::: SUPPLIED MATERIAL :::

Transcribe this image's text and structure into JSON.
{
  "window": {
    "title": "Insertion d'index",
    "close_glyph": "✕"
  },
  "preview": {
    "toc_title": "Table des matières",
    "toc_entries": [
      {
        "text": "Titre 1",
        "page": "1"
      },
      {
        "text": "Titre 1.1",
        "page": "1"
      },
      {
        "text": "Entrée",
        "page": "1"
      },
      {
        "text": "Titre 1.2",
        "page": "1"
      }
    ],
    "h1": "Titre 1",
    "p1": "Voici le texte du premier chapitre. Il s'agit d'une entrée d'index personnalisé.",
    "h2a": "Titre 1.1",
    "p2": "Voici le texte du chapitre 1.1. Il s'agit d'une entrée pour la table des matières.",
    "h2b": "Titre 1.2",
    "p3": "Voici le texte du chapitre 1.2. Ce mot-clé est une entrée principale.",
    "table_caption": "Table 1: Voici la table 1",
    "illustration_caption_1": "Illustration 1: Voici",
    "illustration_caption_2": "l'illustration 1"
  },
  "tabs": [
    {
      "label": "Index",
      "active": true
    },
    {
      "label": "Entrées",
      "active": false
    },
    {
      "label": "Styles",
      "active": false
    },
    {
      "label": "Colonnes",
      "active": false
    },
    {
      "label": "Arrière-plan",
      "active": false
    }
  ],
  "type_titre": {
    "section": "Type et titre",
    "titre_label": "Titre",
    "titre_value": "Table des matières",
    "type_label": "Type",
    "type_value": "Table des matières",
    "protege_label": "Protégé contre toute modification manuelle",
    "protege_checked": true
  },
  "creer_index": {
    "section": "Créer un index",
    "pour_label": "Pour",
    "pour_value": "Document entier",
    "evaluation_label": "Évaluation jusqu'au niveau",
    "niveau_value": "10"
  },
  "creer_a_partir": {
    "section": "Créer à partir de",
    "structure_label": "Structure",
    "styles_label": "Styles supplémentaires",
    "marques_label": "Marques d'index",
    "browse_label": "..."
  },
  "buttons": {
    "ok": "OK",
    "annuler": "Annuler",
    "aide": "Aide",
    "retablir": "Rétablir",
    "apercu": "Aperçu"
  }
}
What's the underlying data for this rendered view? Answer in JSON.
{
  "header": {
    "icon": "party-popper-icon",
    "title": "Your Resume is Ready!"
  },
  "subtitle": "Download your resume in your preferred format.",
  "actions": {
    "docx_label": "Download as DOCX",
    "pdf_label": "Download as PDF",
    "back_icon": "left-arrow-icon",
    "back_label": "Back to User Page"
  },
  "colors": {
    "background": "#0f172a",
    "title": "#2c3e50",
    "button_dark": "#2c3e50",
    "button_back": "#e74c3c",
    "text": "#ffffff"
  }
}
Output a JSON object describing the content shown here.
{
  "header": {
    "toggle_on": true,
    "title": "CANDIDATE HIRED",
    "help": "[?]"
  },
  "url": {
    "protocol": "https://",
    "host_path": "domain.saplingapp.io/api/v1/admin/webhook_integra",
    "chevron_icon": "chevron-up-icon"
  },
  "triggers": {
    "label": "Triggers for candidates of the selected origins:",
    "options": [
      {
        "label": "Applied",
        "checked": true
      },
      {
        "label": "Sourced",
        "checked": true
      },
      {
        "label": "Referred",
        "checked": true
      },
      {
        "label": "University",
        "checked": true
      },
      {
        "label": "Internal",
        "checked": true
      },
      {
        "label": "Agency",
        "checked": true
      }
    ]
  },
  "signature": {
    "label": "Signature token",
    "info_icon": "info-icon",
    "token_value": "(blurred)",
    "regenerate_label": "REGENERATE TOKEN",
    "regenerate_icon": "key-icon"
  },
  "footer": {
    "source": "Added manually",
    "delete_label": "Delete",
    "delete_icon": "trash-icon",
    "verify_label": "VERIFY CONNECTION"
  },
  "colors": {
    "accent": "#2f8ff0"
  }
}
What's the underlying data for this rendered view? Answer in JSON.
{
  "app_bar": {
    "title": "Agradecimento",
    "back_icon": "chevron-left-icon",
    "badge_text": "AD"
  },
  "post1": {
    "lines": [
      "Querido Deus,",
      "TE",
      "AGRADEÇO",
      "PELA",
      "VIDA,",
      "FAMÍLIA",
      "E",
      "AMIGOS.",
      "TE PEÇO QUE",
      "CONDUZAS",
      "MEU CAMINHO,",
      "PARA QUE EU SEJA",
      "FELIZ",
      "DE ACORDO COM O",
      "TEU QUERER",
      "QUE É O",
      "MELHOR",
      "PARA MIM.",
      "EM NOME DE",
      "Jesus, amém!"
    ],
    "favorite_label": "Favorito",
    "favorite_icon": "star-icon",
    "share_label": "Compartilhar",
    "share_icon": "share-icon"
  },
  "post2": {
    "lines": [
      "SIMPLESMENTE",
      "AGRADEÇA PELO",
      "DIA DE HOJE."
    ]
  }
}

:::

• **GIVEN TASK**
From the first line to the last, please quote the material above exactly.

• **SOLVED PROBLEM**
Transcribe this image's text and structure into JSON.
{
  "window": {
    "title": "Insertion d'index",
    "close_glyph": "✕"
  },
  "preview": {
    "toc_title": "Table des matières",
    "toc_entries": [
      {
        "text": "Titre 1",
        "page": "1"
      },
      {
        "text": "Titre 1.1",
        "page": "1"
      },
      {
        "text": "Entrée",
        "page": "1"
      },
      {
        "text": "Titre 1.2",
        "page": "1"
      }
    ],
    "h1": "Titre 1",
    "p1": "Voici le texte du premier chapitre. Il s'agit d'une entrée d'index personnalisé.",
    "h2a": "Titre 1.1",
    "p2": "Voici le texte du chapitre 1.1. Il s'agit d'une entrée pour la table des matières.",
    "h2b": "Titre 1.2",
    "p3": "Voici le texte du chapitre 1.2. Ce mot-clé est une entrée principale.",
    "table_caption": "Table 1: Voici la table 1",
    "illustration_caption_1": "Illustration 1: Voici",
    "illustration_caption_2": "l'illustration 1"
  },
  "tabs": [
    {
      "label": "Index",
      "active": true
    },
    {
      "label": "Entrées",
      "active": false
    },
    {
      "label": "Styles",
      "active": false
    },
    {
      "label": "Colonnes",
      "active": false
    },
    {
      "label": "Arrière-plan",
      "active": false
    }
  ],
  "type_titre": {
    "section": "Type et titre",
    "titre_label": "Titre",
    "titre_value": "Table des matières",
    "type_label": "Type",
    "type_value": "Table des matières",
    "protege_label": "Protégé contre toute modification manuelle",
    "protege_checked": true
  },
  "creer_index": {
    "section": "Créer un index",
    "pour_label": "Pour",
    "pour_value": "Document entier",
    "evaluation_label": "Évaluation jusqu'au niveau",
    "niveau_value": "10"
  },
  "creer_a_partir": {
    "section": "Créer à partir de",
    "structure_label": "Structure",
    "styles_label": "Styles supplémentaires",
    "marques_label": "Marques d'index",
    "browse_label": "..."
  },
  "buttons": {
    "ok": "OK",
    "annuler": "Annuler",
    "aide": "Aide",
    "retablir": "Rétablir",
    "apercu": "Aperçu"
  }
}
What's the underlying data for this rendered view? Answer in JSON.
{
  "header": {
    "icon": "party-popper-icon",
    "title": "Your Resume is Ready!"
  },
  "subtitle": "Download your resume in your preferred format.",
  "actions": {
    "docx_label": "Download as DOCX",
    "pdf_label": "Download as PDF",
    "back_icon": "left-arrow-icon",
    "back_label": "Back to User Page"
  },
  "colors": {
    "background": "#0f172a",
    "title": "#2c3e50",
    "button_dark": "#2c3e50",
    "button_back": "#e74c3c",
    "text": "#ffffff"
  }
}
Output a JSON object describing the content shown here.
{
  "header": {
    "toggle_on": true,
    "title": "CANDIDATE HIRED",
    "help": "[?]"
  },
  "url": {
    "protocol": "https://",
    "host_path": "domain.saplingapp.io/api/v1/admin/webhook_integra",
    "chevron_icon": "chevron-up-icon"
  },
  "triggers": {
    "label": "Triggers for candidates of the selected origins:",
    "options": [
      {
        "label": "Applied",
        "checked": true
      },
      {
        "label": "Sourced",
        "checked": true
      },
      {
        "label": "Referred",
        "checked": true
      },
      {
        "label": "University",
        "checked": true
      },
      {
        "label": "Internal",
        "checked": true
      },
      {
        "label": "Agency",
        "checked": true
      }
    ]
  },
  "signature": {
    "label": "Signature token",
    "info_icon": "info-icon",
    "token_value": "(blurred)",
    "regenerate_label": "REGENERATE TOKEN",
    "regenerate_icon": "key-icon"
  },
  "footer": {
    "source": "Added manually",
    "delete_label": "Delete",
    "delete_icon": "trash-icon",
    "verify_label": "VERIFY CONNECTION"
  },
  "colors": {
    "accent": "#2f8ff0"
  }
}
What's the underlying data for this rendered view? Answer in JSON.
{
  "app_bar": {
    "title": "Agradecimento",
    "back_icon": "chevron-left-icon",
    "badge_text": "AD"
  },
  "post1": {
    "lines": [
      "Querido Deus,",
      "TE",
      "AGRADEÇO",
      "PELA",
      "VIDA,",
      "FAMÍLIA",
      "E",
      "AMIGOS.",
      "TE PEÇO QUE",
      "CONDUZAS",
      "MEU CAMINHO,",
      "PARA QUE EU SEJA",
      "FELIZ",
      "DE ACORDO COM O",
      "TEU QUERER",
      "QUE É O",
      "MELHOR",
      "PARA MIM.",
      "EM NOME DE",
      "Jesus, amém!"
    ],
    "favorite_label": "Favorito",
    "favorite_icon": "star-icon",
    "share_label": "Compartilhar",
    "share_icon": "share-icon"
  },
  "post2": {
    "lines": [
      "SIMPLESMENTE",
      "AGRADEÇA PELO",
      "DIA DE HOJE."
    ]
  }
}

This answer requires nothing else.